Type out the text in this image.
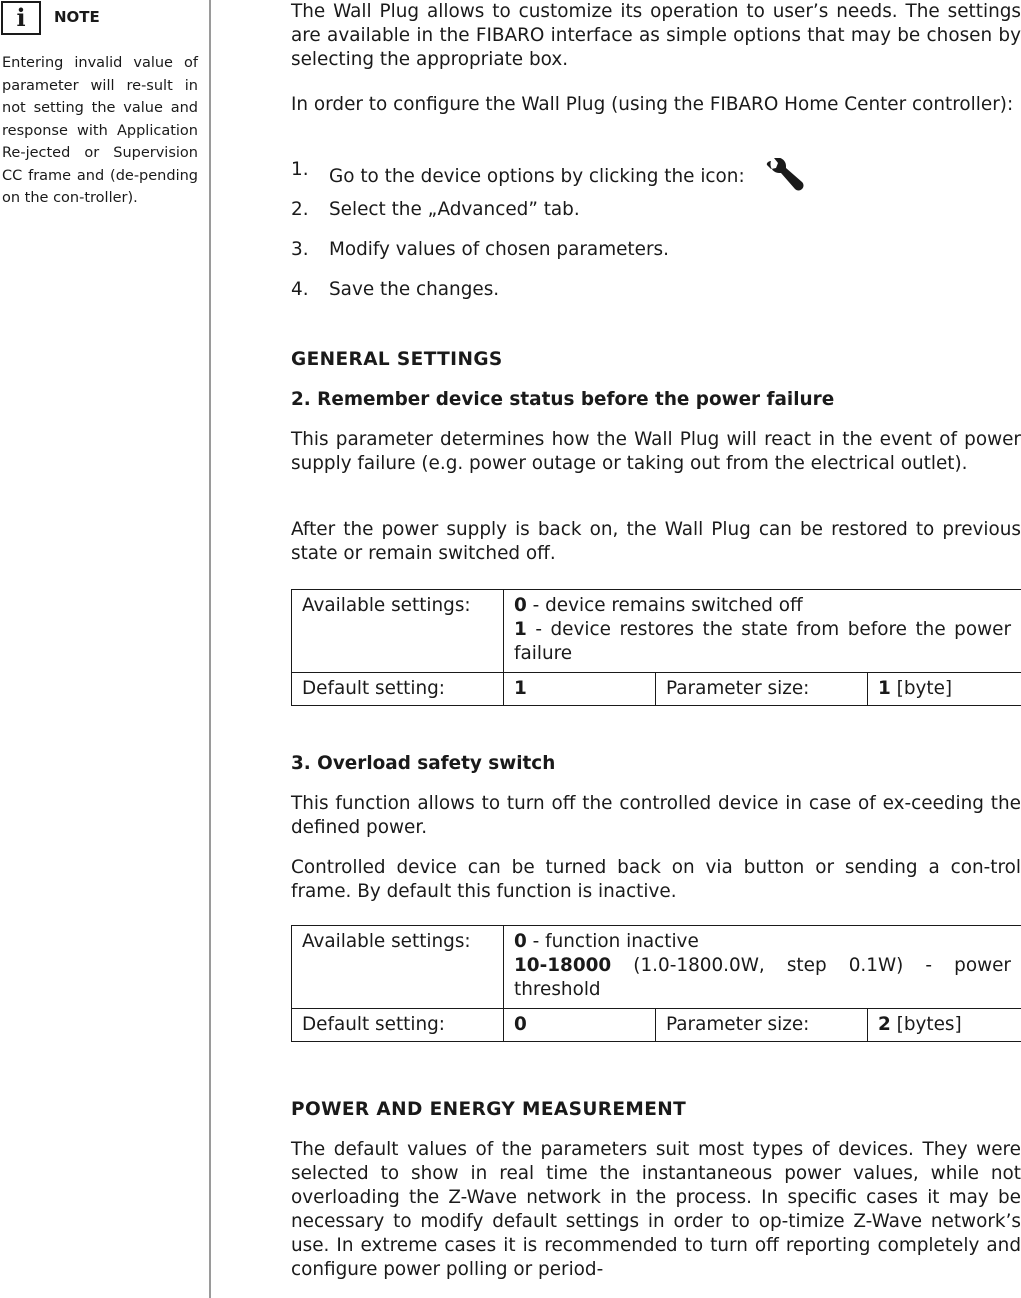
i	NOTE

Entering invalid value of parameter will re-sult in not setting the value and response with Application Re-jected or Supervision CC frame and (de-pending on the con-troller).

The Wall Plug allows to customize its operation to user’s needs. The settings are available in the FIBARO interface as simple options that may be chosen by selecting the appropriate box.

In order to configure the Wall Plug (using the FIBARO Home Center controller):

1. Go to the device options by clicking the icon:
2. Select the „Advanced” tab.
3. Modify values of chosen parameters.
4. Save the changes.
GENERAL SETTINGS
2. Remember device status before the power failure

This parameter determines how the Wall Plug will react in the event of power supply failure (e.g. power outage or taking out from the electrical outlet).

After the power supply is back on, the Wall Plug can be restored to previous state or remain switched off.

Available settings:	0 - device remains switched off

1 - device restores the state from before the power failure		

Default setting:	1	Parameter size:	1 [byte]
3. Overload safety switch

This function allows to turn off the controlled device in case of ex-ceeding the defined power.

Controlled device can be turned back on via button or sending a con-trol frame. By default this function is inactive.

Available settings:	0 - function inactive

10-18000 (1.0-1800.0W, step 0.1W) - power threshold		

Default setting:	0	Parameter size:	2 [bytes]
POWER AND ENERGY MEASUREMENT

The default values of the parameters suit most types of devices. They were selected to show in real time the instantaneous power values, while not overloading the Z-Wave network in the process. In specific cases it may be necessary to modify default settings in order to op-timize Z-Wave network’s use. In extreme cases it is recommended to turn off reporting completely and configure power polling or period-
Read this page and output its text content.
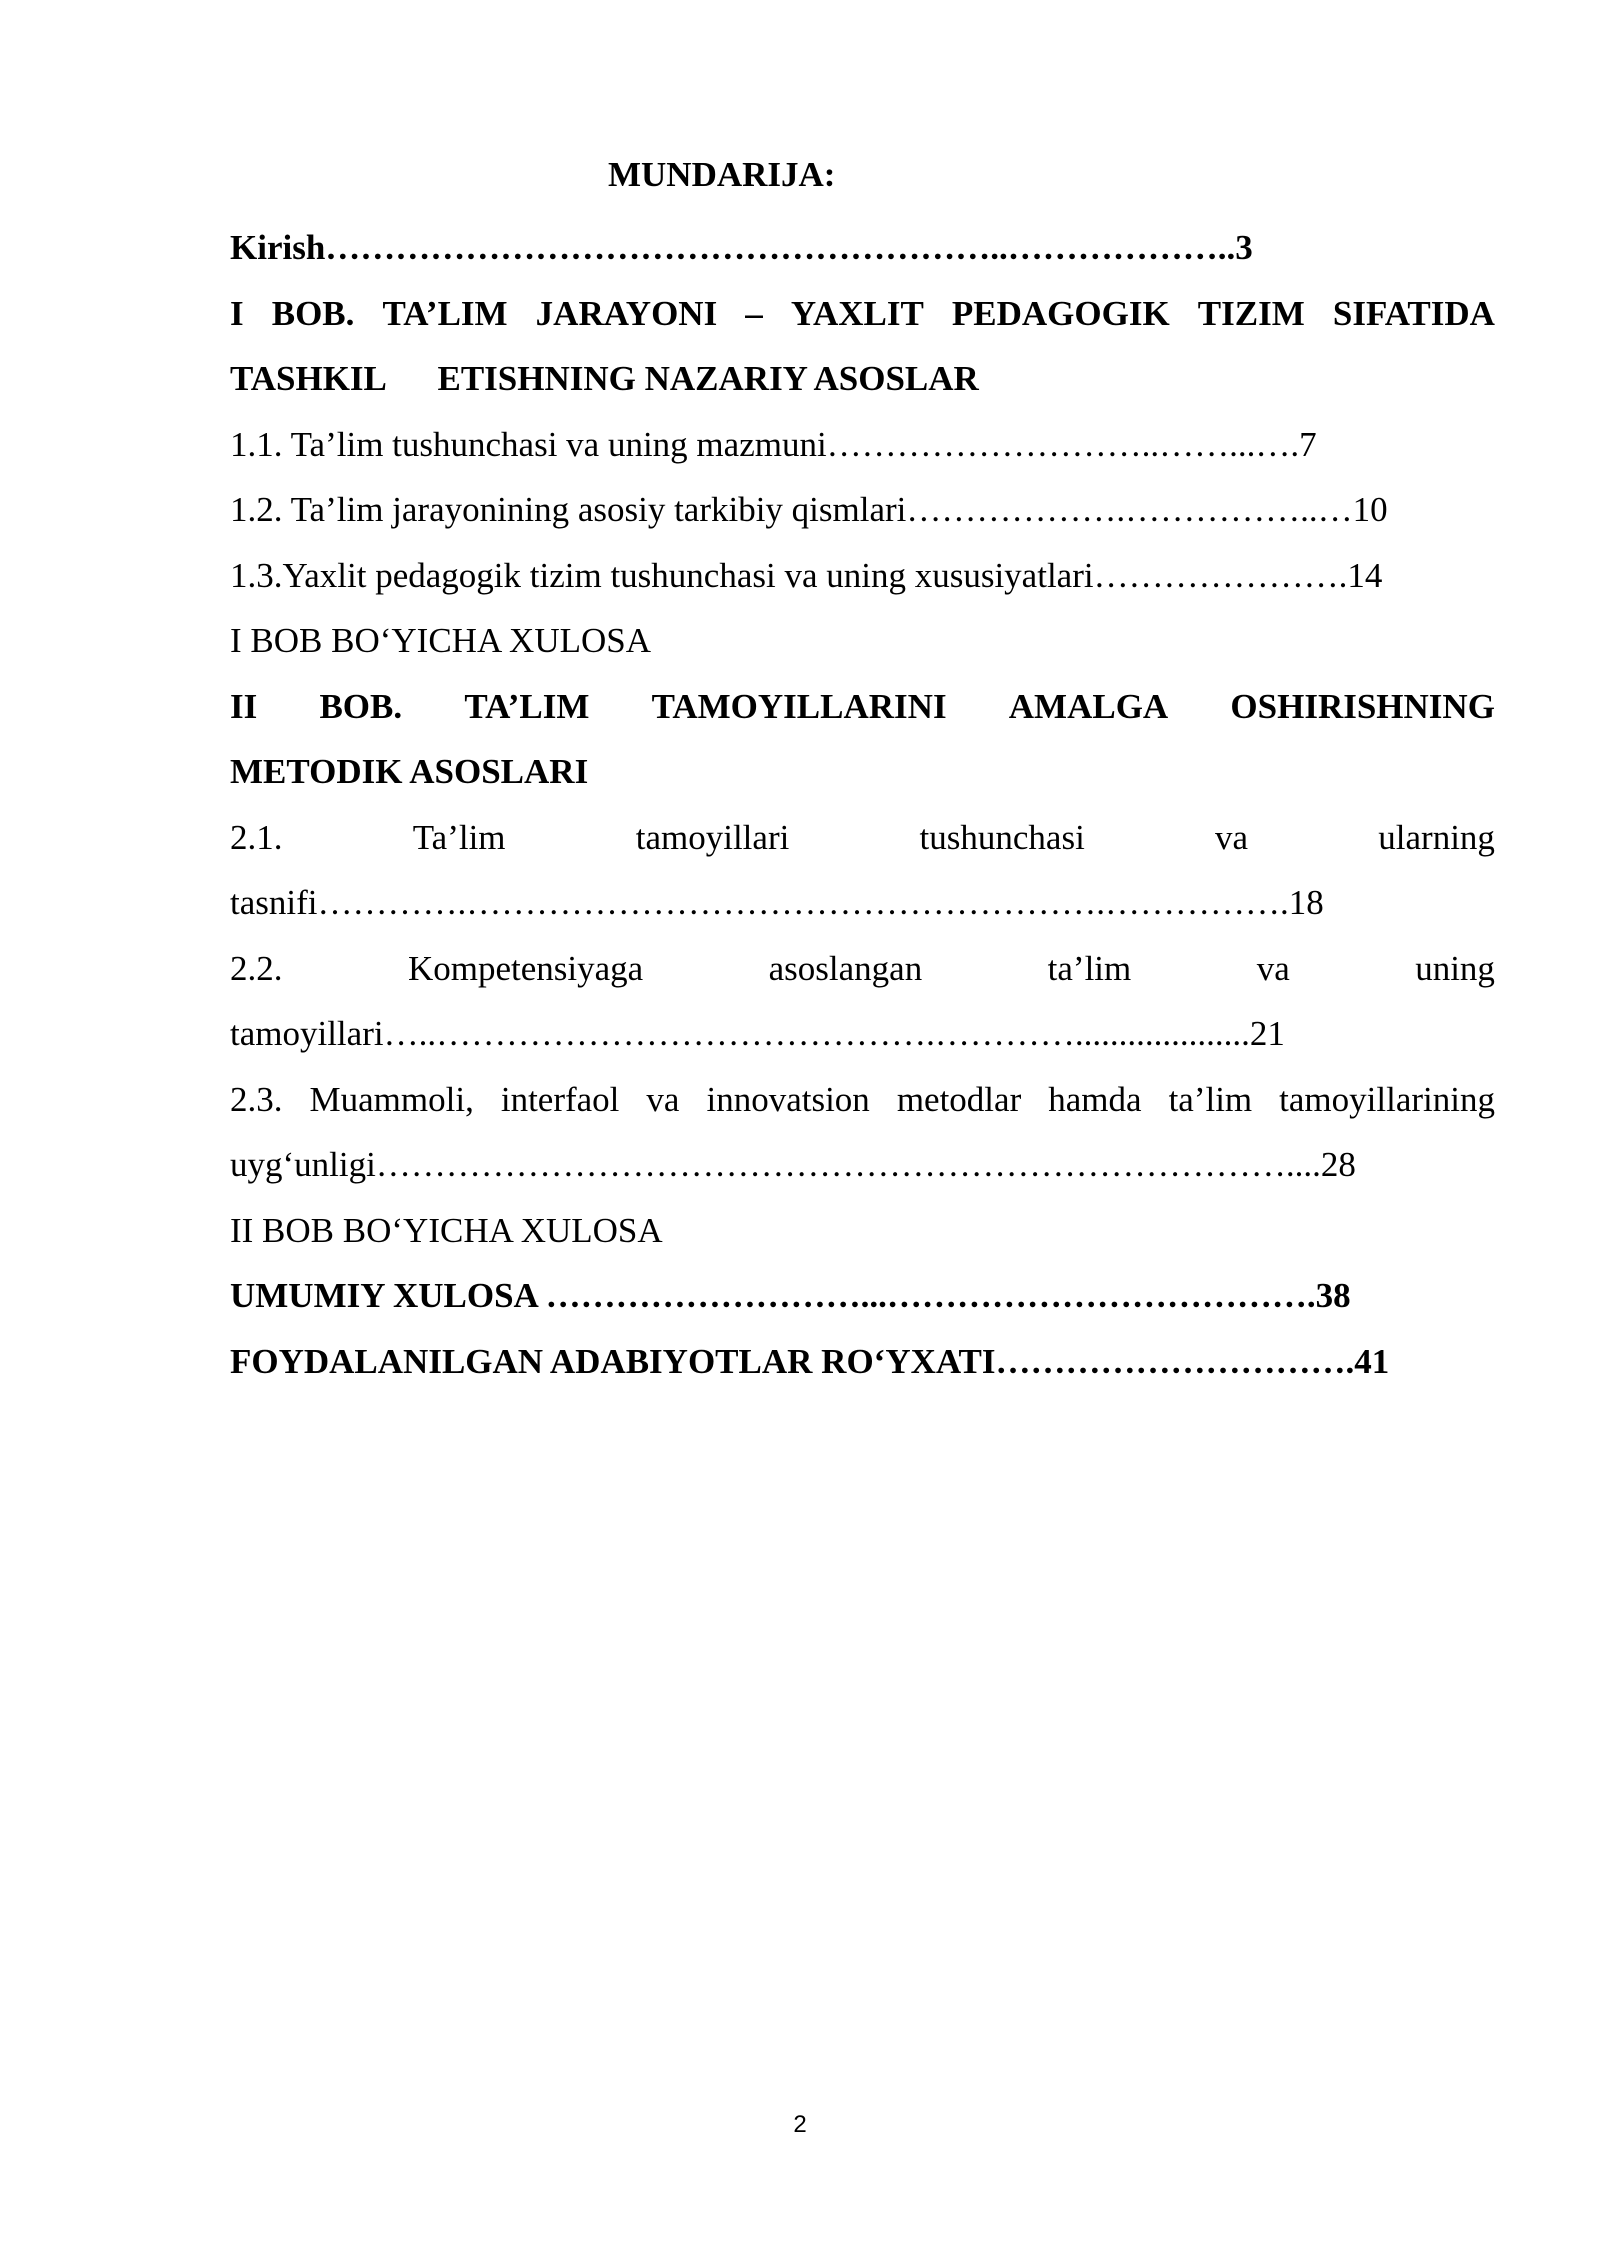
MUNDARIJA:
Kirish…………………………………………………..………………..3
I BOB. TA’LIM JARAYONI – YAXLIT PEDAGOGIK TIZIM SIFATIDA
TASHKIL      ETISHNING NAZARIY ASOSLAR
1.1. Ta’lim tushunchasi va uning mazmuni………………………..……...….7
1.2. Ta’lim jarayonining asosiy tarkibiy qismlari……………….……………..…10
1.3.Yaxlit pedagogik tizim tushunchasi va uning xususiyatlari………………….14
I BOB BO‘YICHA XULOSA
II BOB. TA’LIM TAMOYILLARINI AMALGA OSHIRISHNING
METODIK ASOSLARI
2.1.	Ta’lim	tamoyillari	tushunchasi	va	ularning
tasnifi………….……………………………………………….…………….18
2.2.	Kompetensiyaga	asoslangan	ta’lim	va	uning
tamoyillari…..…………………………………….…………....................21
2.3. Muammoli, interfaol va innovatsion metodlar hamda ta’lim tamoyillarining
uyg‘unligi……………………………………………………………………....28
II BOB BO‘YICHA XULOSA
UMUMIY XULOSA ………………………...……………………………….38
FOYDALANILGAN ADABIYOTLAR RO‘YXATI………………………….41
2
┄┄┄┄┄┄┄┄┄┄┄┄┄┄┄┄┄┄┄┄
[Your objective]
Gather each line of the records holding the string "before".

[Solution below]
2. Remember device status before the power failure
1 - device restores the state from before the power failure		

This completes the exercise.